» **Task objective**:
Check each line of the records below and collect those that include the word "Days".

» **Data for this exercise**:

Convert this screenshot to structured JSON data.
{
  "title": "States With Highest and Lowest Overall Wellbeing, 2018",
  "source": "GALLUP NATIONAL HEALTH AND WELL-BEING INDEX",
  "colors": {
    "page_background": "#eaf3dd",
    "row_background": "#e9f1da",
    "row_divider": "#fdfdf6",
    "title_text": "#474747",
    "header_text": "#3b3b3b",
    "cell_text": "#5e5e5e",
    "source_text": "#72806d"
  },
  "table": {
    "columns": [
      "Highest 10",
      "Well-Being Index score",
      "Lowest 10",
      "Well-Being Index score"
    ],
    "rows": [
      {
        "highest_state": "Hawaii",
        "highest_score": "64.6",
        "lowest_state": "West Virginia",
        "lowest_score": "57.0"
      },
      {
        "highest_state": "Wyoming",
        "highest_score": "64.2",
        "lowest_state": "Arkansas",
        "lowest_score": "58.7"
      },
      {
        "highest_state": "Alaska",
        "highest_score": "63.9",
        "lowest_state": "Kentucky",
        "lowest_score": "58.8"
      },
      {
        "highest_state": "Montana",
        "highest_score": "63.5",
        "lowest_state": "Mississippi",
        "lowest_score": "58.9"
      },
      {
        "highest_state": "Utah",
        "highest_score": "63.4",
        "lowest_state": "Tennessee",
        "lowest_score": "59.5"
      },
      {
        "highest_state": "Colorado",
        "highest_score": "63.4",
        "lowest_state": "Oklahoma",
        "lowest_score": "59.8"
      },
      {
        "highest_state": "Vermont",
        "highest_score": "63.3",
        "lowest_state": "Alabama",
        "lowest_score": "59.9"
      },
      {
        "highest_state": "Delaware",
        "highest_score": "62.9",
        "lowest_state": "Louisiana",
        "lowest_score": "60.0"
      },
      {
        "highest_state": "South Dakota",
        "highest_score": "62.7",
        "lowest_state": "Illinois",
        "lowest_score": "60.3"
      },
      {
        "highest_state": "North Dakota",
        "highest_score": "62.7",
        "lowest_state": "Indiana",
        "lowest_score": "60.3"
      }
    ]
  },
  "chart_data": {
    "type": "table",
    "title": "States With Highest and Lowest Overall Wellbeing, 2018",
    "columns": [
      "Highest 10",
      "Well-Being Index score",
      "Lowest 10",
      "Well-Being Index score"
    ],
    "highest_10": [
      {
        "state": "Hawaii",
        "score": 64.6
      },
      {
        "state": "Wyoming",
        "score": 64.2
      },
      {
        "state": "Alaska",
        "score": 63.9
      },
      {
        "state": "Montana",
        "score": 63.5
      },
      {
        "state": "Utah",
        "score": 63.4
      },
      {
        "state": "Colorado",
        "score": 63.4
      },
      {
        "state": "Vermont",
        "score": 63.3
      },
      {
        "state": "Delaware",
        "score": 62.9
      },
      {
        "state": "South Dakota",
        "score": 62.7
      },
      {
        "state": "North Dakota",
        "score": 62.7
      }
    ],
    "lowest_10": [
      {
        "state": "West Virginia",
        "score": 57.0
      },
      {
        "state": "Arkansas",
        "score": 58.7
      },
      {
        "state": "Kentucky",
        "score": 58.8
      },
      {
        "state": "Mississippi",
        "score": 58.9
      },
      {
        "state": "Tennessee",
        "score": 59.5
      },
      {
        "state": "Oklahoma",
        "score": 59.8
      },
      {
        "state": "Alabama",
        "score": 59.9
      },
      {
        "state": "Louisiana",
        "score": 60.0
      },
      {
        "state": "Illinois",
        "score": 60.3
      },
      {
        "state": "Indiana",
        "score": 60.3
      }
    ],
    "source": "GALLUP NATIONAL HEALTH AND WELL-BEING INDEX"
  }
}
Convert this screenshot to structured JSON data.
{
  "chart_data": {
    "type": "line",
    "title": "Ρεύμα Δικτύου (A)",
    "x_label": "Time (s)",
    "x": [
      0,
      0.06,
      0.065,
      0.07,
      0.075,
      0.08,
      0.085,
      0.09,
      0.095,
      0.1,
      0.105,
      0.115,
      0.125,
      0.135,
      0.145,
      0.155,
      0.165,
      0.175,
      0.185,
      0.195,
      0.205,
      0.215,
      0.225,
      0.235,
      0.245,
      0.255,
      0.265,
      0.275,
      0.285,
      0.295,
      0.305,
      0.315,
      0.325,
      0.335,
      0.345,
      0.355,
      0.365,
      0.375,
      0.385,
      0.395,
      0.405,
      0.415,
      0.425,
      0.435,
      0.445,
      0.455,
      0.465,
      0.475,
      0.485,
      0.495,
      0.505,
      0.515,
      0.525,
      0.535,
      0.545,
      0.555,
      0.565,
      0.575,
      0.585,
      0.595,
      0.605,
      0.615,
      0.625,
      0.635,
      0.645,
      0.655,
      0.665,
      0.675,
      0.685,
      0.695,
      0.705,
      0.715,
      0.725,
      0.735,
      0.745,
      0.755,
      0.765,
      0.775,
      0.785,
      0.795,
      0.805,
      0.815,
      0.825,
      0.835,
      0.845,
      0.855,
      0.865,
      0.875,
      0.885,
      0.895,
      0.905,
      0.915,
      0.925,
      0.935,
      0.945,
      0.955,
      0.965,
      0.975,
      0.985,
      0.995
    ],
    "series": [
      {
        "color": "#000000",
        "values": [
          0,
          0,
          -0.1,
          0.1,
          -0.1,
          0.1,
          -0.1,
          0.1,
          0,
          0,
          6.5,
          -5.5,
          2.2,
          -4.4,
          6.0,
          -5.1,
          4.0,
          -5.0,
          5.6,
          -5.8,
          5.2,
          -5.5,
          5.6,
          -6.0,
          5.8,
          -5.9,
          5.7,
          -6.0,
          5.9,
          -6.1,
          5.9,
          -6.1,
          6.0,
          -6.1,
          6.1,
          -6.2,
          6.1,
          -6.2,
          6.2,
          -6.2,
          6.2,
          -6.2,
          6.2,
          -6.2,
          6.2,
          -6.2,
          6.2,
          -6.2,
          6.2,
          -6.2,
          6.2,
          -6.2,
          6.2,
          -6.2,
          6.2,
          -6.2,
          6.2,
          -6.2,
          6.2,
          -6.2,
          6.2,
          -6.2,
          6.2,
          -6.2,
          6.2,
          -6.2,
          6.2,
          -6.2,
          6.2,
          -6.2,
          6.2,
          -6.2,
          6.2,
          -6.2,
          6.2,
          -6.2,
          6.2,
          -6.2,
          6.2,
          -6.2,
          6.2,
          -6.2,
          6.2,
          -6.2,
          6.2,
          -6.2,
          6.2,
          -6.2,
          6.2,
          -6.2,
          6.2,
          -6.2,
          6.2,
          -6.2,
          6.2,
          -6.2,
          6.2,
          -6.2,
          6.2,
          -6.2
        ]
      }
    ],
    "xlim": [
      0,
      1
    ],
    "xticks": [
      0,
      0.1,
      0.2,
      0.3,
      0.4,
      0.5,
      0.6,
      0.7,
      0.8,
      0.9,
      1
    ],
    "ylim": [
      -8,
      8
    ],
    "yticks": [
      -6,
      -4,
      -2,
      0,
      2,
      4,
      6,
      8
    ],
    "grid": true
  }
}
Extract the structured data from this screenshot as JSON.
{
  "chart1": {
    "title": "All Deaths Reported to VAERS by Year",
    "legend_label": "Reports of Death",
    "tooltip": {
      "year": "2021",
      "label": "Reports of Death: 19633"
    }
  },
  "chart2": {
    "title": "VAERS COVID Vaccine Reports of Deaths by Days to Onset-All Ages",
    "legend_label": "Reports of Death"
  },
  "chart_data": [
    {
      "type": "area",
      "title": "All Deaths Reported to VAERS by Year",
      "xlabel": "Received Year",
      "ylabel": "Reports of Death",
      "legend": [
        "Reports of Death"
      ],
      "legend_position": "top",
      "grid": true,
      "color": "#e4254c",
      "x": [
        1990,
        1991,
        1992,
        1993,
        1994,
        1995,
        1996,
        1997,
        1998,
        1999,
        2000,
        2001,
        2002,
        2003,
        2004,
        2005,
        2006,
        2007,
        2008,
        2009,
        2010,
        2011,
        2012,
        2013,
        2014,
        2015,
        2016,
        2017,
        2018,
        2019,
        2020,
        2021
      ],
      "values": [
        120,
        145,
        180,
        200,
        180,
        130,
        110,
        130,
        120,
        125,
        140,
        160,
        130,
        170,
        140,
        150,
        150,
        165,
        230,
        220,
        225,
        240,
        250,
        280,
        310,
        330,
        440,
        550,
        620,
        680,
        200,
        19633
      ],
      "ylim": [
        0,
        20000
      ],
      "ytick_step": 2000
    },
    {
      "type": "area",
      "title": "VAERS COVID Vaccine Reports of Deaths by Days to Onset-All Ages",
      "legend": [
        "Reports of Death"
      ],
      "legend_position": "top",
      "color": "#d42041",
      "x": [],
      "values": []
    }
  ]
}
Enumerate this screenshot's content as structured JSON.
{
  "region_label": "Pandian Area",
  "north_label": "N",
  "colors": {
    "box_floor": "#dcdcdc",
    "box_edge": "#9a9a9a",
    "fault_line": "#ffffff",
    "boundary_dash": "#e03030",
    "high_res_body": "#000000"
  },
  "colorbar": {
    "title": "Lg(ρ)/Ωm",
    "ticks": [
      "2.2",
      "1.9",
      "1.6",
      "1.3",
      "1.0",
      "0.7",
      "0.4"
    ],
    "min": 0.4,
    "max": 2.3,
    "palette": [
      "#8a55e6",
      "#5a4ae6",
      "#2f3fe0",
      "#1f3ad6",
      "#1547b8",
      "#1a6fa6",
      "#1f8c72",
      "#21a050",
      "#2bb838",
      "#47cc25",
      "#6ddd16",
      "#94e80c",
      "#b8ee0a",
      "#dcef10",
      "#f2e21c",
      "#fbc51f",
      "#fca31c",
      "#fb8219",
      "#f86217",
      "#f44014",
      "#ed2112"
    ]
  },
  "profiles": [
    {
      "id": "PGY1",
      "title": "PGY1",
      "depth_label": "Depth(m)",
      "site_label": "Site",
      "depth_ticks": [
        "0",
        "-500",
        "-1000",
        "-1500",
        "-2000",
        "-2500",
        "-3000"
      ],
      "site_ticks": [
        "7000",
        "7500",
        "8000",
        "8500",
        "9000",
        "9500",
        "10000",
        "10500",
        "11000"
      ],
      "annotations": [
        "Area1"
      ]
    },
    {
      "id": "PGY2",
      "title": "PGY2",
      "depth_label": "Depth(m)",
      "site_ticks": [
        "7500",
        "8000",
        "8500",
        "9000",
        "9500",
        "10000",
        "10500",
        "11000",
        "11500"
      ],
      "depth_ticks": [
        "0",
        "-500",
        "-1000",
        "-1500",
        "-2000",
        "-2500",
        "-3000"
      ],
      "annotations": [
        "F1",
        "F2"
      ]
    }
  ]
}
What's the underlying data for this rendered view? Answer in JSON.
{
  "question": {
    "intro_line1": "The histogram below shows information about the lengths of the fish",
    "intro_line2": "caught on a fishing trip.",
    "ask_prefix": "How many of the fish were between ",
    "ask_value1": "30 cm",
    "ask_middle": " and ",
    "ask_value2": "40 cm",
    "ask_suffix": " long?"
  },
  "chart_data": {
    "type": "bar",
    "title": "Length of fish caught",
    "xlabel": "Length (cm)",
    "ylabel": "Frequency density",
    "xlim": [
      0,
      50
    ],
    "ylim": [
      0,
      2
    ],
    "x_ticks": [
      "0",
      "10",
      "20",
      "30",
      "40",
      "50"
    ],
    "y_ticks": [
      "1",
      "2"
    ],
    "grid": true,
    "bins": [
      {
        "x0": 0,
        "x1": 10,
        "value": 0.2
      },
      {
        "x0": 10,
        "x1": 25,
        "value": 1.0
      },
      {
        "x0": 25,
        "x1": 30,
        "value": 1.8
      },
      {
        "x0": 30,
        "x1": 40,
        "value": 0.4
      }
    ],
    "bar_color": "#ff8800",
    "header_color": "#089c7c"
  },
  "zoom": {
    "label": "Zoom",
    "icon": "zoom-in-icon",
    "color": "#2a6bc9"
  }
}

» **Complete output**:
    "title": "VAERS COVID Vaccine Reports of Deaths by Days to Onset-All Ages",
      "title": "VAERS COVID Vaccine Reports of Deaths by Days to Onset-All Ages",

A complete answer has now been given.